• _What you will do_: Determine how many lines of the data below contain "nsmells", then give only that number.

Excerpts from a figure dataset
(begin)

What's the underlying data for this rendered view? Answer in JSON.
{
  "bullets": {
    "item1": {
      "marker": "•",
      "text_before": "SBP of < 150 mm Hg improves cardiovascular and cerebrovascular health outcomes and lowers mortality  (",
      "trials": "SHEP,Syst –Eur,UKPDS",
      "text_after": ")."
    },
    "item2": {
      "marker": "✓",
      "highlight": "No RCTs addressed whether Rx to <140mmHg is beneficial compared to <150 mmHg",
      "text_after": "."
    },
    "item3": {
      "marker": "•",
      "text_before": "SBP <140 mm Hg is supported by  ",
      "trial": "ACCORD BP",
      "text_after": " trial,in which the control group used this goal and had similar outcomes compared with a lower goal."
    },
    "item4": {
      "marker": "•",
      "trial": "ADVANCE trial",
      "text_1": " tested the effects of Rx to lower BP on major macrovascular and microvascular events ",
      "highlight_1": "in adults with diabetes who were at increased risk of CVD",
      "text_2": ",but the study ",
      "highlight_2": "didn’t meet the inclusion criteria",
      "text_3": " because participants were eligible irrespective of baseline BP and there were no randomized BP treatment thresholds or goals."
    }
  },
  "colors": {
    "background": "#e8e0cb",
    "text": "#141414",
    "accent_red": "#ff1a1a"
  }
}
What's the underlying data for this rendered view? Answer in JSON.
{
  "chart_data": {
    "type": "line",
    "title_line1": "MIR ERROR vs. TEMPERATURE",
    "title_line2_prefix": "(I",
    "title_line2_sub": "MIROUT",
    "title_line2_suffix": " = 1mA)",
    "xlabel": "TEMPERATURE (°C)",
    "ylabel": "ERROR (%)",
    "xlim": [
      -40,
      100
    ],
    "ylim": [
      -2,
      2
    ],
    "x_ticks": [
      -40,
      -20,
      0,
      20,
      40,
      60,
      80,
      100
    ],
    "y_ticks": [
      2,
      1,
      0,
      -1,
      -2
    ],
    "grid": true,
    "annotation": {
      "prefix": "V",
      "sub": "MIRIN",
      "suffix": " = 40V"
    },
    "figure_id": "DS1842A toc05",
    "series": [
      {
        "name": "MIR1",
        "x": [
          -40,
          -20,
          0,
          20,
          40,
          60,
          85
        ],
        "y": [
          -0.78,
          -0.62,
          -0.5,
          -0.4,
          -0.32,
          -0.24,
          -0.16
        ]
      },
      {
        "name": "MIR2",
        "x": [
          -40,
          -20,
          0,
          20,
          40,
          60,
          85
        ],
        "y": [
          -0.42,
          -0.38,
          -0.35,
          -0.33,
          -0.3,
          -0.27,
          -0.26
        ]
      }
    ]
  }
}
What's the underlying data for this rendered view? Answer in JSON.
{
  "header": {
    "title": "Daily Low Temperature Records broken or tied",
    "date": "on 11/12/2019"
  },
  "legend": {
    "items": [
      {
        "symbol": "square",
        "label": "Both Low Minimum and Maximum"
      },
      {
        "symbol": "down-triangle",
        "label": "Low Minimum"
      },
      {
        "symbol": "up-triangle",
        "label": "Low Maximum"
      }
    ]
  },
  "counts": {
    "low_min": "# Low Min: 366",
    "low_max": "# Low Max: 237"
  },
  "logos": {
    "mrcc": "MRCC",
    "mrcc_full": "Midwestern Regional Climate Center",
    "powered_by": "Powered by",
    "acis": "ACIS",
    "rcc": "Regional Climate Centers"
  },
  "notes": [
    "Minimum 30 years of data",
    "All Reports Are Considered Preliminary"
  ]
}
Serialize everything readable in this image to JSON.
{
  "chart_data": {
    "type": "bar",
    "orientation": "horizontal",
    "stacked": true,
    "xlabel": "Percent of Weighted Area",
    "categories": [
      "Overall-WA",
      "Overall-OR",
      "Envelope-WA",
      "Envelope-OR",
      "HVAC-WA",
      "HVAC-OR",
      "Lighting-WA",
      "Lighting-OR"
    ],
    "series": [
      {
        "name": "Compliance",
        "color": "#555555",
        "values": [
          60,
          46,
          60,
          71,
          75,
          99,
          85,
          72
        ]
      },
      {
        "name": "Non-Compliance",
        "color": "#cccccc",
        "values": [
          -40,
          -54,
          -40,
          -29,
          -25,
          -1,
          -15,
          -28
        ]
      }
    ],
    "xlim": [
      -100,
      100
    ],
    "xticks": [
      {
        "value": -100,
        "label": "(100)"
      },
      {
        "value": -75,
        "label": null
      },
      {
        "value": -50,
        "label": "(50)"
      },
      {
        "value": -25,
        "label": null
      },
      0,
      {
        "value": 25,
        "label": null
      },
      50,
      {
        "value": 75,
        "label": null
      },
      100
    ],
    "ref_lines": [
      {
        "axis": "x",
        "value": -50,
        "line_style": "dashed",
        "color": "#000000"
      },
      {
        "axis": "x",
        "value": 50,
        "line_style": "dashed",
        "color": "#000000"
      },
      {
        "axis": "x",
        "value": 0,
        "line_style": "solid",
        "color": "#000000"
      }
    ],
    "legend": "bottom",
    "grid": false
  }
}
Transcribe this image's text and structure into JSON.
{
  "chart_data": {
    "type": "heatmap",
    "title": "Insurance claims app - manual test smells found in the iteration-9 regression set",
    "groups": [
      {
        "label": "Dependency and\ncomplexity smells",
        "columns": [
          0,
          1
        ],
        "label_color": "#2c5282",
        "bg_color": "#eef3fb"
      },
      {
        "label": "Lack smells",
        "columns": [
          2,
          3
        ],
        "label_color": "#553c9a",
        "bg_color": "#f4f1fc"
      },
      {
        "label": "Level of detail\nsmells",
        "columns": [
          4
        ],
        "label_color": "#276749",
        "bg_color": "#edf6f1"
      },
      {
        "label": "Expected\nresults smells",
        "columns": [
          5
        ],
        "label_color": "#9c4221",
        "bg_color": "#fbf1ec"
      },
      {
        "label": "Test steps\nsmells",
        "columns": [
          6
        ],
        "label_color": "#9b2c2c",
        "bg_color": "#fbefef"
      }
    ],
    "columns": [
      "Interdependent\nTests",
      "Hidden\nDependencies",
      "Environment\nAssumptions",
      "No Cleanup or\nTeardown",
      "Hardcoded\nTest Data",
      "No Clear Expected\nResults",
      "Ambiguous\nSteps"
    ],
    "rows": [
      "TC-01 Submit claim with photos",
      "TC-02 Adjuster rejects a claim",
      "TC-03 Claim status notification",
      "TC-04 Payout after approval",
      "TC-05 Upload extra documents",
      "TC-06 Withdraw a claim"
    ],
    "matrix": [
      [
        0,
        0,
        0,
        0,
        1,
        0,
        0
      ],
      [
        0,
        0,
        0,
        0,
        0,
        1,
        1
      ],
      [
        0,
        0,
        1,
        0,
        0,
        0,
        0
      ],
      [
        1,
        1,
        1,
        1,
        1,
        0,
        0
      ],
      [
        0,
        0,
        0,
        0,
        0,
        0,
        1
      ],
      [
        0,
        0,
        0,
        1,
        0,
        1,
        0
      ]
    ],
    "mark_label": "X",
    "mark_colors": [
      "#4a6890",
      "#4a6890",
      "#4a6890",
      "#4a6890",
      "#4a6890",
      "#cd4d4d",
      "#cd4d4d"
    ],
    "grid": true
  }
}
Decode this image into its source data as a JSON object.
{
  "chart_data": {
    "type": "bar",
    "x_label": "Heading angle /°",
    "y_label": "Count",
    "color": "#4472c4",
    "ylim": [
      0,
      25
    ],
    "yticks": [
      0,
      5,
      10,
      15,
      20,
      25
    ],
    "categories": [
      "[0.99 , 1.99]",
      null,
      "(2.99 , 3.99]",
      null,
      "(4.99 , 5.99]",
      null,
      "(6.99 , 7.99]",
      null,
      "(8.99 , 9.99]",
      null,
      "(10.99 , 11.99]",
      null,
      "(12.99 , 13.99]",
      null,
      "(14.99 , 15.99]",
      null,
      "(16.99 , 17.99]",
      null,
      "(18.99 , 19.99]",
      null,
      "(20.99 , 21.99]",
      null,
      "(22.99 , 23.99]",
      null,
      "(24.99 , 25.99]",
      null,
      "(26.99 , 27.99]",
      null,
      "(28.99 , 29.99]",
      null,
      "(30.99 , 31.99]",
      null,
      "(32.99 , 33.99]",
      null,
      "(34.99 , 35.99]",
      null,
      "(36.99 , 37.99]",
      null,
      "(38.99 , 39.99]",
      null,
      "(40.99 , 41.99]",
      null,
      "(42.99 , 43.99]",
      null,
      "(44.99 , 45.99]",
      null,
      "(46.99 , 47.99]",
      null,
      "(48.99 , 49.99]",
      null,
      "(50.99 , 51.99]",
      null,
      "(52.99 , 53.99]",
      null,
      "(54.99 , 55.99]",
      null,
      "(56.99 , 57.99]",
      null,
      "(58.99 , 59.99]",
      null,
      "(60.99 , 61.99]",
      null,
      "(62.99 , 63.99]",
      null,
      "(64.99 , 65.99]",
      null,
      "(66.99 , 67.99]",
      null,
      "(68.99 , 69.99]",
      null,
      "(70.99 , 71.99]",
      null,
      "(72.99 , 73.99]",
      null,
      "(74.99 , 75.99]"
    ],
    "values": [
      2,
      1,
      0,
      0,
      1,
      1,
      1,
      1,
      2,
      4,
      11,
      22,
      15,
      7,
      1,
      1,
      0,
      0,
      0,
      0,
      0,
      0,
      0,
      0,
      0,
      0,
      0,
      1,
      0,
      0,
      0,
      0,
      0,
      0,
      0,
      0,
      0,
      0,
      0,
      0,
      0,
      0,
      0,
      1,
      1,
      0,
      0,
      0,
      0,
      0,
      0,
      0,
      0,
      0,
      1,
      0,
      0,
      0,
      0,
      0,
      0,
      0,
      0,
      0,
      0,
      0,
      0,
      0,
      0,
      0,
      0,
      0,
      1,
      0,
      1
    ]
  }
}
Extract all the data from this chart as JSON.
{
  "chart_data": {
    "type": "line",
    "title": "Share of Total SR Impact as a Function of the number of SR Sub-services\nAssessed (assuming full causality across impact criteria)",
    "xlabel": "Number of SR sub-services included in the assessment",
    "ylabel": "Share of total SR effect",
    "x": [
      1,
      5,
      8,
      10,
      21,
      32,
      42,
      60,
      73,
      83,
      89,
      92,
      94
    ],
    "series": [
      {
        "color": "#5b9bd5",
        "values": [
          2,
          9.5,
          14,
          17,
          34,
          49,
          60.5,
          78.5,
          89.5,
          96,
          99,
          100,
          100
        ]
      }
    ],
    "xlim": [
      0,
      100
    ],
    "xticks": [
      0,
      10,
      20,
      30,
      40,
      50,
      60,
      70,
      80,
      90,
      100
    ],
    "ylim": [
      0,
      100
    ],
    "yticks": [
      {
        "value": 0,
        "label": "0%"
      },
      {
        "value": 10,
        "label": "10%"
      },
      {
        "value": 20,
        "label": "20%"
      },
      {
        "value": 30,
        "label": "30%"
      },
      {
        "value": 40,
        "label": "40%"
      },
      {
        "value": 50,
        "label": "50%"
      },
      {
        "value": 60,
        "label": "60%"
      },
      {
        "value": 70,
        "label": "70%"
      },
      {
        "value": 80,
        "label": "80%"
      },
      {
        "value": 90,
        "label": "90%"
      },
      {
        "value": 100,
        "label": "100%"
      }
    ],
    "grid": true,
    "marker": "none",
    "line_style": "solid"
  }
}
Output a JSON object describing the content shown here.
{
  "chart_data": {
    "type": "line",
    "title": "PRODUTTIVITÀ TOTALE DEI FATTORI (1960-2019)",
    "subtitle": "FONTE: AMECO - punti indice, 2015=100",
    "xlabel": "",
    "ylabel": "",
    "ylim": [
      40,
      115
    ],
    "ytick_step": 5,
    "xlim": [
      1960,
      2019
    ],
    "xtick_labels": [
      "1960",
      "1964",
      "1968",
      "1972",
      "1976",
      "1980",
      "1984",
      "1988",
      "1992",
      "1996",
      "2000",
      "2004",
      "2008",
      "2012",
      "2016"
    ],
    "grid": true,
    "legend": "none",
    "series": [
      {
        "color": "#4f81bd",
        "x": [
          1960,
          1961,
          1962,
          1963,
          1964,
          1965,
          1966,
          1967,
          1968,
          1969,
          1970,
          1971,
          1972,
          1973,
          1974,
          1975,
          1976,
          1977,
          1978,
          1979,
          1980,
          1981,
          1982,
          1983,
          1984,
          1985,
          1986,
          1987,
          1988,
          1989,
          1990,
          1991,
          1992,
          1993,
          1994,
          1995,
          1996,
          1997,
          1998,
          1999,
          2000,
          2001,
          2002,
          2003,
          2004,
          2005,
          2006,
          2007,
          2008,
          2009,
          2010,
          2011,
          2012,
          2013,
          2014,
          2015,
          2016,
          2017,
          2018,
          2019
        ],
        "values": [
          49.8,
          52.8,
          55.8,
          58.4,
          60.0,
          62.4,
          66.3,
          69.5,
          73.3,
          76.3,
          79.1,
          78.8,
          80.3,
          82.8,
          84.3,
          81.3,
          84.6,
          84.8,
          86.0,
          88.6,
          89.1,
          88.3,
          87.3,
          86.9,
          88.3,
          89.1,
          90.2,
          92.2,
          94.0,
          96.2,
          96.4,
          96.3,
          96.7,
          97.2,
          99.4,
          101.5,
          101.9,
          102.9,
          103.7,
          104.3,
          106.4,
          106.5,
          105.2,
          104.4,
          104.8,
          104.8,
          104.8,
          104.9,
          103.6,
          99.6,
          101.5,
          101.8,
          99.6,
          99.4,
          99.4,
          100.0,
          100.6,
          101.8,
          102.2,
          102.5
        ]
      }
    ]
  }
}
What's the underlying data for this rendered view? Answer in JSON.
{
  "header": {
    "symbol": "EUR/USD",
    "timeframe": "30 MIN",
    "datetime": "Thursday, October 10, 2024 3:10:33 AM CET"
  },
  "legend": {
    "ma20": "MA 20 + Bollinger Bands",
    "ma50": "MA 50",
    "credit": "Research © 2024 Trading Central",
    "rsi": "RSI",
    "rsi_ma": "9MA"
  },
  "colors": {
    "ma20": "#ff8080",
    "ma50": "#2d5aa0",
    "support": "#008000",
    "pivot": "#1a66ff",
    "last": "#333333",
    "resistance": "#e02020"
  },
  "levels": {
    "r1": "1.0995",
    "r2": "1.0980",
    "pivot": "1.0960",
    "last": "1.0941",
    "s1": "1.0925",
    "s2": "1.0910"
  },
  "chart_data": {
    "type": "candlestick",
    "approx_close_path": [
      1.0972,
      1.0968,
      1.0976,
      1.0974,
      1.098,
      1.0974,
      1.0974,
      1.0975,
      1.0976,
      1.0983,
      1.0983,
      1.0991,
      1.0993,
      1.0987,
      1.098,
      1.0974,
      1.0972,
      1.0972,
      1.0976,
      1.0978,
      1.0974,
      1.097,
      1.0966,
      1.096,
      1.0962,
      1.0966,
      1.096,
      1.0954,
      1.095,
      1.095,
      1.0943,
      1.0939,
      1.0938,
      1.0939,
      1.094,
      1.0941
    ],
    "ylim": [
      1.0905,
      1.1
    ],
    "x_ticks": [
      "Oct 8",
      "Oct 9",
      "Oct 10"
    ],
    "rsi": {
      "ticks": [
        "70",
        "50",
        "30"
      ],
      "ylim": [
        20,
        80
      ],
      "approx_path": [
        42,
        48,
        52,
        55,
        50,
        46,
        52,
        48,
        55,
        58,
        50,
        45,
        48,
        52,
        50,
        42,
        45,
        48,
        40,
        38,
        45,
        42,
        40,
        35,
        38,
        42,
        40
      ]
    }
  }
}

(end)

• _Solved exercise_: 2